DIRECTION ::
Records follow. Select each line holding "Output".

AVAILABLE DATA ::
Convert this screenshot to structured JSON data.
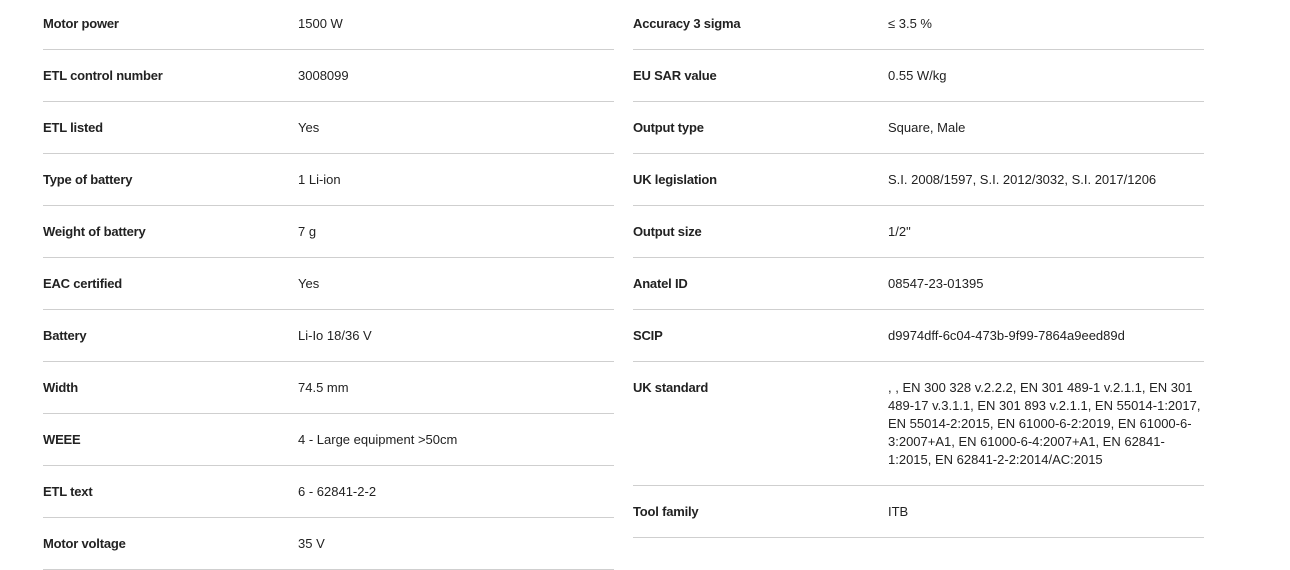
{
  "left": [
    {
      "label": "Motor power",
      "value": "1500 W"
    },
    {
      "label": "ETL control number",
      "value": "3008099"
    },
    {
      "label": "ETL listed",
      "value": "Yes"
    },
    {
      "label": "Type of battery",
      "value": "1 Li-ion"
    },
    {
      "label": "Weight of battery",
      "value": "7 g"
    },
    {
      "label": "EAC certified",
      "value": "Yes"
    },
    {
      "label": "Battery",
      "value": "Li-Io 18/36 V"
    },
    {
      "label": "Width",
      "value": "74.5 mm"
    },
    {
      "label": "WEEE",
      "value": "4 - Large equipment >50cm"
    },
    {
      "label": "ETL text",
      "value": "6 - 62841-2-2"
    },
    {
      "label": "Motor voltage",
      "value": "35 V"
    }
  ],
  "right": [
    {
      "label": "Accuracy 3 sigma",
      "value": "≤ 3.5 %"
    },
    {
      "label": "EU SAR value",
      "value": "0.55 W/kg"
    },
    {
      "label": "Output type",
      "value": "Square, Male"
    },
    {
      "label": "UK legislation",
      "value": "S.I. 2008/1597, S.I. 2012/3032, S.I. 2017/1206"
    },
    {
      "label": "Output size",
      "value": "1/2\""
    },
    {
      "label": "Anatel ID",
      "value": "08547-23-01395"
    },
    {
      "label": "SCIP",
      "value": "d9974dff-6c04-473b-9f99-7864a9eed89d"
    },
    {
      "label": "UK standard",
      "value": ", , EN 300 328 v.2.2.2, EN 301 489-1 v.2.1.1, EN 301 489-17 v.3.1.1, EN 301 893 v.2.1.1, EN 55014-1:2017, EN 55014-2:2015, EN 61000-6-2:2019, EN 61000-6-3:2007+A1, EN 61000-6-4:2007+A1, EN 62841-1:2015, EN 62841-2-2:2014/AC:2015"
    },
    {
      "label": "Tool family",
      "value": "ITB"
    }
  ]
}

FINISHED EXERCISE ::
      "label": "Output type",
      "label": "Output size",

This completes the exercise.